Rekordy ze zbioru:

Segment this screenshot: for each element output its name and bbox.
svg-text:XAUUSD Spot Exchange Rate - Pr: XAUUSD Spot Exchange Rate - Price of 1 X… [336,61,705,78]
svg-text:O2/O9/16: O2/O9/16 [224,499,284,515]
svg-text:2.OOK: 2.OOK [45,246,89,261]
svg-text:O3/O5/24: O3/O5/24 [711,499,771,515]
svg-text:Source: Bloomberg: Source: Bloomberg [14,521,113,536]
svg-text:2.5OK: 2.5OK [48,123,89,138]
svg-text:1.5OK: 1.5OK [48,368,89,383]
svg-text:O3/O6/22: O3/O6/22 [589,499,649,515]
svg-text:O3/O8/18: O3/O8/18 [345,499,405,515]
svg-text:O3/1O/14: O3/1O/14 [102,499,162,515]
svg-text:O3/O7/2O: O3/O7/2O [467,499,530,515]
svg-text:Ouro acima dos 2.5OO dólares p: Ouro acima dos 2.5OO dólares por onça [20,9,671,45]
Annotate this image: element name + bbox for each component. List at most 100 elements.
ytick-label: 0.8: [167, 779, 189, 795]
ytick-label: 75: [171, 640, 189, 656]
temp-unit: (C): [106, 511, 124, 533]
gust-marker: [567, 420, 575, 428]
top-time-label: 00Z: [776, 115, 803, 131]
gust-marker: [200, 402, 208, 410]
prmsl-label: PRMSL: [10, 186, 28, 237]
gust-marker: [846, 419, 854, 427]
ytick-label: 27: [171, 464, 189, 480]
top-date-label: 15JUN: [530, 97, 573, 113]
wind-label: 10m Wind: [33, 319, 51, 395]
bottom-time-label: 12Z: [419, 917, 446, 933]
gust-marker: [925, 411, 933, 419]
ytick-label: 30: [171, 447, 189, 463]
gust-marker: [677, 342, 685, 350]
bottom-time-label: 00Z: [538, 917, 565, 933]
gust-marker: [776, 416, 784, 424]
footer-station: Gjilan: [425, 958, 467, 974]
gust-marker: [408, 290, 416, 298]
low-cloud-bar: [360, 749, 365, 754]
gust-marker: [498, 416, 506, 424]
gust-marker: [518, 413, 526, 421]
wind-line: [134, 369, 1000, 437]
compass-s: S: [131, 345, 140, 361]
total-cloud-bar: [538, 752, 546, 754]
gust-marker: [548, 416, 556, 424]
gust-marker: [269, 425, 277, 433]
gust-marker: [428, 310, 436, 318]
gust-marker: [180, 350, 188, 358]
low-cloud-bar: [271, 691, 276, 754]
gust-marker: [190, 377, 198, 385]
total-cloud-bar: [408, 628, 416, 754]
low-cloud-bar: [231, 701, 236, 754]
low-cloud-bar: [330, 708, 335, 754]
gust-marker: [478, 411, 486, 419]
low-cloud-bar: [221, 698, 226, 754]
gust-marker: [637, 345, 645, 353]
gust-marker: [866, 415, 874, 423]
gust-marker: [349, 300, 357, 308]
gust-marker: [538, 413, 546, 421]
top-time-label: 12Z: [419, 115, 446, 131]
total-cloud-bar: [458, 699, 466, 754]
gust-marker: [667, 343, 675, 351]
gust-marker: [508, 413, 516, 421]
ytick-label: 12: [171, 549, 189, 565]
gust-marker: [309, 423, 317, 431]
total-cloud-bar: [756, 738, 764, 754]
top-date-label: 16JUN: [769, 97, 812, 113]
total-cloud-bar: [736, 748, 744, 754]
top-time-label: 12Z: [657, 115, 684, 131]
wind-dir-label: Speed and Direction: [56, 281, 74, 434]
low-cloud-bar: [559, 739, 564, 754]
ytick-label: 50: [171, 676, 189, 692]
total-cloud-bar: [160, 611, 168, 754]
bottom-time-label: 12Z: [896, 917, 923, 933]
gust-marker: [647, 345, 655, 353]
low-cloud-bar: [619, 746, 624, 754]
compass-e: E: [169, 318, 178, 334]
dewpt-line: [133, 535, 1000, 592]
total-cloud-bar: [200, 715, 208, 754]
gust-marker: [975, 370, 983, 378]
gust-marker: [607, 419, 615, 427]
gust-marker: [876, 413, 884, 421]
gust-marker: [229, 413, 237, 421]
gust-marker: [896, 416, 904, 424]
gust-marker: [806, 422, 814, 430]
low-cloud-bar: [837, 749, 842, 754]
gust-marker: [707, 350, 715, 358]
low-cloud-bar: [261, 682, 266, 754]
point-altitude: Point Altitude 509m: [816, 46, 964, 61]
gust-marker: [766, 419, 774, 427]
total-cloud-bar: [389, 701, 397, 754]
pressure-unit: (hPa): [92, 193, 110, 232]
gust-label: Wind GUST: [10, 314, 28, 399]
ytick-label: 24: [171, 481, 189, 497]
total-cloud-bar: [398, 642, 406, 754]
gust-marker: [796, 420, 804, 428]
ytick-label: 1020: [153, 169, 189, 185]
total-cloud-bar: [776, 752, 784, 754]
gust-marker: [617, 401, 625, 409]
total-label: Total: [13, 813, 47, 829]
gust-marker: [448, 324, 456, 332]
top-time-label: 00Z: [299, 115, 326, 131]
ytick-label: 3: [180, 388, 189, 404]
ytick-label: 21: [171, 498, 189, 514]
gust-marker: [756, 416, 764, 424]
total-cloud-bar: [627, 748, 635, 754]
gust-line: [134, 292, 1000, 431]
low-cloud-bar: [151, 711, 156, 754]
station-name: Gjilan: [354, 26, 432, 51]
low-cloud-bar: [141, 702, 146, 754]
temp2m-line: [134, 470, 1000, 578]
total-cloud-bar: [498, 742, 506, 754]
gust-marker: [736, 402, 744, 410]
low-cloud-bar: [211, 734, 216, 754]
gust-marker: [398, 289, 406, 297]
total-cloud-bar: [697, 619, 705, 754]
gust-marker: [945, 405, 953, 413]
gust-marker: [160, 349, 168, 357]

#### DO WYKONANIA
Przedstaw wszystkie powyższe rekordy jako listę numerowaną, bez pustych wierszy.

#### ODPOWIEDŹ PISEMNA
1. Segment this screenshot: for each element output its name and bbox.
2. svg-text:XAUUSD Spot Exchange Rate - Pr: XAUUSD Spot Exchange Rate - Price of 1 X… [336,61,705,78]
3. svg-text:O2/O9/16: O2/O9/16 [224,499,284,515]
4. svg-text:2.OOK: 2.OOK [45,246,89,261]
5. svg-text:O3/O5/24: O3/O5/24 [711,499,771,515]
6. svg-text:Source: Bloomberg: Source: Bloomberg [14,521,113,536]
7. svg-text:2.5OK: 2.5OK [48,123,89,138]
8. svg-text:1.5OK: 1.5OK [48,368,89,383]
9. svg-text:O3/O6/22: O3/O6/22 [589,499,649,515]
10. svg-text:O3/O8/18: O3/O8/18 [345,499,405,515]
11. svg-text:O3/1O/14: O3/1O/14 [102,499,162,515]
12. svg-text:O3/O7/2O: O3/O7/2O [467,499,530,515]
13. svg-text:Ouro acima dos 2.5OO dólares p: Ouro acima dos 2.5OO dólares por onça [20,9,671,45]
14. Annotate this image: element name + bbox for each component. List at most 100 elements.
15. ytick-label: 0.8: [167, 779, 189, 795]
16. ytick-label: 75: [171, 640, 189, 656]
17. temp-unit: (C): [106, 511, 124, 533]
18. gust-marker: [567, 420, 575, 428]
19. top-time-label: 00Z: [776, 115, 803, 131]
20. gust-marker: [200, 402, 208, 410]
21. prmsl-label: PRMSL: [10, 186, 28, 237]
22. gust-marker: [846, 419, 854, 427]
23. ytick-label: 27: [171, 464, 189, 480]
24. top-date-label: 15JUN: [530, 97, 573, 113]
25. wind-label: 10m Wind: [33, 319, 51, 395]
26. bottom-time-label: 12Z: [419, 917, 446, 933]
27. gust-marker: [925, 411, 933, 419]
28. ytick-label: 30: [171, 447, 189, 463]
29. gust-marker: [677, 342, 685, 350]
30. bottom-time-label: 00Z: [538, 917, 565, 933]
31. gust-marker: [776, 416, 784, 424]
32. footer-station: Gjilan: [425, 958, 467, 974]
33. gust-marker: [408, 290, 416, 298]
34. low-cloud-bar: [360, 749, 365, 754]
35. gust-marker: [498, 416, 506, 424]
36. gust-marker: [518, 413, 526, 421]
37. wind-line: [134, 369, 1000, 437]
38. compass-s: S: [131, 345, 140, 361]
39. total-cloud-bar: [538, 752, 546, 754]
40. gust-marker: [548, 416, 556, 424]
41. gust-marker: [269, 425, 277, 433]
42. gust-marker: [428, 310, 436, 318]
43. gust-marker: [180, 350, 188, 358]
44. low-cloud-bar: [271, 691, 276, 754]
45. gust-marker: [190, 377, 198, 385]
46. total-cloud-bar: [408, 628, 416, 754]
47. low-cloud-bar: [231, 701, 236, 754]
48. low-cloud-bar: [330, 708, 335, 754]
49. gust-marker: [478, 411, 486, 419]
50. low-cloud-bar: [221, 698, 226, 754]
51. gust-marker: [637, 345, 645, 353]
52. gust-marker: [866, 415, 874, 423]
53. gust-marker: [349, 300, 357, 308]
54. gust-marker: [538, 413, 546, 421]
55. top-time-label: 12Z: [419, 115, 446, 131]
56. total-cloud-bar: [458, 699, 466, 754]
57. gust-marker: [667, 343, 675, 351]
58. gust-marker: [508, 413, 516, 421]
59. ytick-label: 12: [171, 549, 189, 565]
60. gust-marker: [309, 423, 317, 431]
61. total-cloud-bar: [756, 738, 764, 754]
62. top-date-label: 16JUN: [769, 97, 812, 113]
63. total-cloud-bar: [736, 748, 744, 754]
64. top-time-label: 12Z: [657, 115, 684, 131]
65. wind-dir-label: Speed and Direction: [56, 281, 74, 434]
66. low-cloud-bar: [559, 739, 564, 754]
67. ytick-label: 50: [171, 676, 189, 692]
68. total-cloud-bar: [160, 611, 168, 754]
69. bottom-time-label: 12Z: [896, 917, 923, 933]
70. gust-marker: [647, 345, 655, 353]
71. low-cloud-bar: [619, 746, 624, 754]
72. compass-e: E: [169, 318, 178, 334]
73. dewpt-line: [133, 535, 1000, 592]
74. total-cloud-bar: [200, 715, 208, 754]
75. gust-marker: [975, 370, 983, 378]
76. gust-marker: [607, 419, 615, 427]
77. gust-marker: [876, 413, 884, 421]
78. gust-marker: [229, 413, 237, 421]
79. gust-marker: [896, 416, 904, 424]
80. gust-marker: [806, 422, 814, 430]
81. low-cloud-bar: [837, 749, 842, 754]
82. gust-marker: [707, 350, 715, 358]
83. low-cloud-bar: [261, 682, 266, 754]
84. point-altitude: Point Altitude 509m: [816, 46, 964, 61]
85. gust-marker: [766, 419, 774, 427]
86. total-cloud-bar: [389, 701, 397, 754]
87. pressure-unit: (hPa): [92, 193, 110, 232]
88. gust-label: Wind GUST: [10, 314, 28, 399]
89. ytick-label: 24: [171, 481, 189, 497]
90. total-cloud-bar: [398, 642, 406, 754]
91. gust-marker: [796, 420, 804, 428]
92. ytick-label: 1020: [153, 169, 189, 185]
93. total-cloud-bar: [776, 752, 784, 754]
94. gust-marker: [617, 401, 625, 409]
95. total-label: Total: [13, 813, 47, 829]
96. gust-marker: [448, 324, 456, 332]
97. top-time-label: 00Z: [299, 115, 326, 131]
98. ytick-label: 3: [180, 388, 189, 404]
99. ytick-label: 21: [171, 498, 189, 514]
100. gust-marker: [756, 416, 764, 424]
101. total-cloud-bar: [627, 748, 635, 754]
102. gust-line: [134, 292, 1000, 431]
103. low-cloud-bar: [151, 711, 156, 754]
104. station-name: Gjilan: [354, 26, 432, 51]
105. low-cloud-bar: [141, 702, 146, 754]
106. temp2m-line: [134, 470, 1000, 578]
107. total-cloud-bar: [498, 742, 506, 754]
108. gust-marker: [736, 402, 744, 410]
109. low-cloud-bar: [211, 734, 216, 754]
110. gust-marker: [398, 289, 406, 297]
111. total-cloud-bar: [697, 619, 705, 754]
112. gust-marker: [945, 405, 953, 413]
113. gust-marker: [160, 349, 168, 357]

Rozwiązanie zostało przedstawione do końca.